++++ MATERIAL PROVIDED

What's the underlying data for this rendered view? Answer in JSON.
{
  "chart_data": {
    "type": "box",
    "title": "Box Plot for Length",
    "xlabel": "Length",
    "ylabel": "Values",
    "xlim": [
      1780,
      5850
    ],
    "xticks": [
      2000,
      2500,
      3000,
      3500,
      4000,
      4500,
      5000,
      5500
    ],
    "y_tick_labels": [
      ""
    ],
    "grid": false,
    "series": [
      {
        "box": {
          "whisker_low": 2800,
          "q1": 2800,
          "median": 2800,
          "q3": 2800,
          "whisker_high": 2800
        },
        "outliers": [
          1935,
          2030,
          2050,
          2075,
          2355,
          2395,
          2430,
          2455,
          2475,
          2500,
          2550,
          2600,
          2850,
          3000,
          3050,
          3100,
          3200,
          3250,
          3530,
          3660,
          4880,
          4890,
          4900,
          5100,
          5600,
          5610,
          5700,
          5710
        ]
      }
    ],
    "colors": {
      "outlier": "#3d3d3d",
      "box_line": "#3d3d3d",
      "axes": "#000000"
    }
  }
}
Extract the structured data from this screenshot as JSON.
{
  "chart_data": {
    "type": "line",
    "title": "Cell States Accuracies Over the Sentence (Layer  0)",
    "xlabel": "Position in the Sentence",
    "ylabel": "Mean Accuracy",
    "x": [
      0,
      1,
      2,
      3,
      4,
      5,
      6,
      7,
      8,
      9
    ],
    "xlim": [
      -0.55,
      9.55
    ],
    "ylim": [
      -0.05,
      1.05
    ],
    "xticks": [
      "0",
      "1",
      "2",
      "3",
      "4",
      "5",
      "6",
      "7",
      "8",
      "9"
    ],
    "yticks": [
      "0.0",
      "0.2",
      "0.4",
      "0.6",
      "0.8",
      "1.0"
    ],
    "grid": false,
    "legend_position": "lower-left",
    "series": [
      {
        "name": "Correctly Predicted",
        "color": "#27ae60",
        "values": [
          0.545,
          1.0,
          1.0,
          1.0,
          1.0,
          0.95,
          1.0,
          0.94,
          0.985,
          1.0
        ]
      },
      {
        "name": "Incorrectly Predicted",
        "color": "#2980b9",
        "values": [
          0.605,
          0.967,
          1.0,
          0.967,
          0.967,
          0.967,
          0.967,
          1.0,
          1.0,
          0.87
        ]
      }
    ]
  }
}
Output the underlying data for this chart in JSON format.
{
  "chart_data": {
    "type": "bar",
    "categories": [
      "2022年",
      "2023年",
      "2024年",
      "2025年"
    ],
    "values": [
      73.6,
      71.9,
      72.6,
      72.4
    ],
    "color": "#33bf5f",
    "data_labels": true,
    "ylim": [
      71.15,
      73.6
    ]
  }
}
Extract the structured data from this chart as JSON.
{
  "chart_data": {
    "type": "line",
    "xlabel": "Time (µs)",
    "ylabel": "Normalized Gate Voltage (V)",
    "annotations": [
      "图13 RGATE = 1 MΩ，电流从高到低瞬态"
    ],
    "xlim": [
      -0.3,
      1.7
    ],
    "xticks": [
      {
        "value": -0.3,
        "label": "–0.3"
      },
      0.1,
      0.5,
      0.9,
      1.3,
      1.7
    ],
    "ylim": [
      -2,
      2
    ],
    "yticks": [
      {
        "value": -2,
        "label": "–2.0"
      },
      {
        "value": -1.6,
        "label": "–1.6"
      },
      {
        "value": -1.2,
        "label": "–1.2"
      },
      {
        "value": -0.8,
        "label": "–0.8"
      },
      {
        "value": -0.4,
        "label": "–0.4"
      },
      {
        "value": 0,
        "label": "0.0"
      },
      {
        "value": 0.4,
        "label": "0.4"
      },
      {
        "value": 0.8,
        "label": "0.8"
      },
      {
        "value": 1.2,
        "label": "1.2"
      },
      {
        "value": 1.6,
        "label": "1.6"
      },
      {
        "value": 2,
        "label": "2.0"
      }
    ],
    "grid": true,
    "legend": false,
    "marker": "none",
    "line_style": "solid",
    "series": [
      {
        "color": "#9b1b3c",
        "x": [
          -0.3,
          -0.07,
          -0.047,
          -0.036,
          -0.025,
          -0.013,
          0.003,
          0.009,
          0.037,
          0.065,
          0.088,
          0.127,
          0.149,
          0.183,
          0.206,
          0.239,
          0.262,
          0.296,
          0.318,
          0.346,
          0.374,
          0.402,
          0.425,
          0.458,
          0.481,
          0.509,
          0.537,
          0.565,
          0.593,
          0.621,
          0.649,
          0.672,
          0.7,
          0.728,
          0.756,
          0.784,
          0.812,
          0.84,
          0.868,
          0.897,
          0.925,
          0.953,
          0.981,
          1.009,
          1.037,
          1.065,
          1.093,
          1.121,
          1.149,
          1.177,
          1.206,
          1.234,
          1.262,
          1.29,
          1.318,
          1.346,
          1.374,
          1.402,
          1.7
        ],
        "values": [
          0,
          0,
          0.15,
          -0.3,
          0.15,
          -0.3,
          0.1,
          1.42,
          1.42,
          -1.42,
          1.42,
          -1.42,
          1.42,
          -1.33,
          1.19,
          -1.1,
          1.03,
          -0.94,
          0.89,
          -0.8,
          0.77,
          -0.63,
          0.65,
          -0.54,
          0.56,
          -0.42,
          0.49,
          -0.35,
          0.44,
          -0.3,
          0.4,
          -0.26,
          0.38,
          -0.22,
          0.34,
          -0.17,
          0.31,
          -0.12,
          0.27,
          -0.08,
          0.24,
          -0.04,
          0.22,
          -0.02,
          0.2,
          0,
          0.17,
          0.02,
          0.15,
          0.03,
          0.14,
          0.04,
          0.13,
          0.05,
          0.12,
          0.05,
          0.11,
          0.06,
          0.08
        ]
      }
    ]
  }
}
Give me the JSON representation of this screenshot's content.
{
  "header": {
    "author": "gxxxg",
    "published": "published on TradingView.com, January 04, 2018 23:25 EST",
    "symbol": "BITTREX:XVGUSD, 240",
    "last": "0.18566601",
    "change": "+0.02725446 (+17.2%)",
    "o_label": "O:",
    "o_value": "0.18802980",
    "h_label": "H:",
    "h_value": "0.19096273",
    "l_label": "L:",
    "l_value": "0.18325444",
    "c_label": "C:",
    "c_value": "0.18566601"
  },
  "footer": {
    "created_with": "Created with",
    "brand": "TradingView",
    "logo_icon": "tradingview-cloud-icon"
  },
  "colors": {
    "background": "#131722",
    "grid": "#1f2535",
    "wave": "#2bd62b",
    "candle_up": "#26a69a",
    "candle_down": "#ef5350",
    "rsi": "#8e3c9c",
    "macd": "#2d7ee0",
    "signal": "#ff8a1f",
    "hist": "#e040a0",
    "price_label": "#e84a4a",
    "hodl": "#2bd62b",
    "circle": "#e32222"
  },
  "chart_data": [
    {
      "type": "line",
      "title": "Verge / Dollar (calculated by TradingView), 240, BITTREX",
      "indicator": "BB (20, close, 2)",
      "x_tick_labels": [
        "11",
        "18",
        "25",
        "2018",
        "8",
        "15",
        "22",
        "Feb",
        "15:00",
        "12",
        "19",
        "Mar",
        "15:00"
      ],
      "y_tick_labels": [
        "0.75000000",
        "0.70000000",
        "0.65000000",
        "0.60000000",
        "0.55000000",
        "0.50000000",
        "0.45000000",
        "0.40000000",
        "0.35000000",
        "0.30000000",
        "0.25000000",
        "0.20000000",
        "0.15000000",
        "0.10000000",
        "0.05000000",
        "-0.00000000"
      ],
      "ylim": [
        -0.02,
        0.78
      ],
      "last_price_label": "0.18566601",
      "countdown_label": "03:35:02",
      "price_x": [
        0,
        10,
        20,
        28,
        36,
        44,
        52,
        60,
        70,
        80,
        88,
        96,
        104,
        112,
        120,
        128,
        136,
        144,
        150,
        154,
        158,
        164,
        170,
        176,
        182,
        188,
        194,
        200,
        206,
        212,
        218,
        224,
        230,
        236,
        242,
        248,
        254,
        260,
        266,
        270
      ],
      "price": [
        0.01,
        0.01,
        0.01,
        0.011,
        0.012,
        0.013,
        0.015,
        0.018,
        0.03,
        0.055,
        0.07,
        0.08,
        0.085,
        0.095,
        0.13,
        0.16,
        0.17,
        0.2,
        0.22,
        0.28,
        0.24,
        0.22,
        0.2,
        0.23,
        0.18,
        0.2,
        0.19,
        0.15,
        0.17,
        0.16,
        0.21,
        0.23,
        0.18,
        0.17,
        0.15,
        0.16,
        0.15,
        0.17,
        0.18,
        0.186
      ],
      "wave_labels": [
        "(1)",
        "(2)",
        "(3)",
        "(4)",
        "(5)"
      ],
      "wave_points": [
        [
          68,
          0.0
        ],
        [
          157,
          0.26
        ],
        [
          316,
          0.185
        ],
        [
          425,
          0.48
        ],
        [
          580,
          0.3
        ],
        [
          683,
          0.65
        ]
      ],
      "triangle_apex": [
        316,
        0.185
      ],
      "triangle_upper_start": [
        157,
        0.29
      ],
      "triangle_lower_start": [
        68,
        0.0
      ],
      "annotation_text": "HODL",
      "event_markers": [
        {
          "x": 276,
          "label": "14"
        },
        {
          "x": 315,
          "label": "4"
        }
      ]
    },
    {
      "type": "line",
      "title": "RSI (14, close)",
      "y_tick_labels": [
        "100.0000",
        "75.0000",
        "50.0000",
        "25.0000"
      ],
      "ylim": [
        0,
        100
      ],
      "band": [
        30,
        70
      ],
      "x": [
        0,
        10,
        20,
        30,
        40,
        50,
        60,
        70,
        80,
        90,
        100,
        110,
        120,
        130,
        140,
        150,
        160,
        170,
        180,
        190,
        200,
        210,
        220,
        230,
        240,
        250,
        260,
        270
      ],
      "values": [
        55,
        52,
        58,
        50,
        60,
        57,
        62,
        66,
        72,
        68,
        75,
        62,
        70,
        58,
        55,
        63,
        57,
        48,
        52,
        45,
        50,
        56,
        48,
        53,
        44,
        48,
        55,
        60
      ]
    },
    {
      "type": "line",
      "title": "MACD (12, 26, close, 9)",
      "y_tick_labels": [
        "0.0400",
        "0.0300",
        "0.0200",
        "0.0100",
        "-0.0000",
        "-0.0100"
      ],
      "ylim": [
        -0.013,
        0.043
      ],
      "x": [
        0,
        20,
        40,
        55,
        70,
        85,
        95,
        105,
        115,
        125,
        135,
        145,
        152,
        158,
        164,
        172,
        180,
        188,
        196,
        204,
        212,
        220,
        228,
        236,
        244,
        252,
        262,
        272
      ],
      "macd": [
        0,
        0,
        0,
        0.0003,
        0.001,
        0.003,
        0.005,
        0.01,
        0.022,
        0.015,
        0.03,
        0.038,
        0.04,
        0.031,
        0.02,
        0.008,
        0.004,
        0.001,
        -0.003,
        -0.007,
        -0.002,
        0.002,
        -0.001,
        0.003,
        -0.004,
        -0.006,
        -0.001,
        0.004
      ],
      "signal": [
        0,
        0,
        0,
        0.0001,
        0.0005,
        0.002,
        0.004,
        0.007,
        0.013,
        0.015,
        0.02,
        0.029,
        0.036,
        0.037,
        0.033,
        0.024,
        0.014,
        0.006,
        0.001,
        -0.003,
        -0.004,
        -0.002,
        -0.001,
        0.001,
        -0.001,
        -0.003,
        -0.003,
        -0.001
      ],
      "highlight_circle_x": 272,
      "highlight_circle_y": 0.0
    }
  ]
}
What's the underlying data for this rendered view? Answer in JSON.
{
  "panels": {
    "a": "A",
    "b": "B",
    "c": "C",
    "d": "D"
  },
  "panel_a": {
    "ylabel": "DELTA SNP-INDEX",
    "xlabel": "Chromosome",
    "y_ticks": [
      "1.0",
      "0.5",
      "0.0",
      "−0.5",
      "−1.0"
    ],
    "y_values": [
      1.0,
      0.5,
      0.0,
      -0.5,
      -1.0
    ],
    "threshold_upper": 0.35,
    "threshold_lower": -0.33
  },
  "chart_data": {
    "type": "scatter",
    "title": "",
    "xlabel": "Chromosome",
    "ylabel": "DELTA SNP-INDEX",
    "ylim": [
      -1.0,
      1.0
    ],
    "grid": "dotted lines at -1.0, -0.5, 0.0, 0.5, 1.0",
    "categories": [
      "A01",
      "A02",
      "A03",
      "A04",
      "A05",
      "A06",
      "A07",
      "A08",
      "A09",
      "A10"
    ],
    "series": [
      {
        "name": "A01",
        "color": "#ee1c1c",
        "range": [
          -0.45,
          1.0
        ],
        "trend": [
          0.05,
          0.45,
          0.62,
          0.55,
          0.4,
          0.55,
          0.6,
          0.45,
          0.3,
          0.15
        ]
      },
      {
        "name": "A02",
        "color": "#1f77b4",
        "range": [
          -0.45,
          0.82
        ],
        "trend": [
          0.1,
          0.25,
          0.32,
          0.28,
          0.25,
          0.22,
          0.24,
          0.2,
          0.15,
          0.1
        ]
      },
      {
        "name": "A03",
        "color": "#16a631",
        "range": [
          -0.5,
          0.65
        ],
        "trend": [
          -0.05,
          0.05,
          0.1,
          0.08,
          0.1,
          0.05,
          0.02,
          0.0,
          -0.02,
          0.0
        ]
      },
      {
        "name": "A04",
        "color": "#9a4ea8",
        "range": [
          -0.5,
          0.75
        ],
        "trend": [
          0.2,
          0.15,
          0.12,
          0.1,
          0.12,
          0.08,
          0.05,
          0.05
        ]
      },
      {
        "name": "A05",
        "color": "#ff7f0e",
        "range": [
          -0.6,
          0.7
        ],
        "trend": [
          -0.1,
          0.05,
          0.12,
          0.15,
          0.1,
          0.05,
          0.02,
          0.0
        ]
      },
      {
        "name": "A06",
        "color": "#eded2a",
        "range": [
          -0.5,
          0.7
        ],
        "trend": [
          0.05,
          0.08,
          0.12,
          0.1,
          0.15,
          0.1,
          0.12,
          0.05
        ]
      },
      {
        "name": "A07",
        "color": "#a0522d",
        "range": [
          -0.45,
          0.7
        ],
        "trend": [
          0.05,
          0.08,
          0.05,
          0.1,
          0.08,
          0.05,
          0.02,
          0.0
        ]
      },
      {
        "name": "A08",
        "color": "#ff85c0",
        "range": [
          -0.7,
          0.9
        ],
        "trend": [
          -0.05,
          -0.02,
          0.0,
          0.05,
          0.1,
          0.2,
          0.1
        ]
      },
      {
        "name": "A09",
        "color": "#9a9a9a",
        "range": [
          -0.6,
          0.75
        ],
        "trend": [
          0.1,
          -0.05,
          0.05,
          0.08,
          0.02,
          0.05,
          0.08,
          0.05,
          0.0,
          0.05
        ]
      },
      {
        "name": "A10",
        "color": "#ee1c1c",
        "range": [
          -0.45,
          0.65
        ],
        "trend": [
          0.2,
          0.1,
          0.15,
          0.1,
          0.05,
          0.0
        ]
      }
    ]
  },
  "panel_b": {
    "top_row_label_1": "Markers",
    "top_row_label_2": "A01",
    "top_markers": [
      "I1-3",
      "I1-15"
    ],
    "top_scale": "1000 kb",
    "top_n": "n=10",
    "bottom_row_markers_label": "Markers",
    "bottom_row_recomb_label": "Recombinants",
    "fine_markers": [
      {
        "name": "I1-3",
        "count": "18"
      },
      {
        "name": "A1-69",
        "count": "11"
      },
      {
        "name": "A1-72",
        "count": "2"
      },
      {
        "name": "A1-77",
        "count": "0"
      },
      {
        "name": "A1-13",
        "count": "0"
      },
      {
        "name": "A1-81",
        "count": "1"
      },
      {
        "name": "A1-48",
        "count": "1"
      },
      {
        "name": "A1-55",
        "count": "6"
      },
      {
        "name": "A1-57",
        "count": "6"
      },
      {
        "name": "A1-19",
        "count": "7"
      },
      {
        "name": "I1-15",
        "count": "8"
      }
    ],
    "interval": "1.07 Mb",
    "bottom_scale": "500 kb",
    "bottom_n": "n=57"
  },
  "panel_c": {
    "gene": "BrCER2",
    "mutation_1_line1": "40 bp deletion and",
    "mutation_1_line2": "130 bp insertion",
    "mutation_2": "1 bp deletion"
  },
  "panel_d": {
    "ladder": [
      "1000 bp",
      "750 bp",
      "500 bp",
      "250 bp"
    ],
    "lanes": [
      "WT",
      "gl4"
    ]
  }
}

++++++++

• [JOB] Which lines above contain "Predicted"? Show each of them.

• [WRITTEN SOLUTION]
        "name": "Correctly Predicted",
        "name": "Incorrectly Predicted",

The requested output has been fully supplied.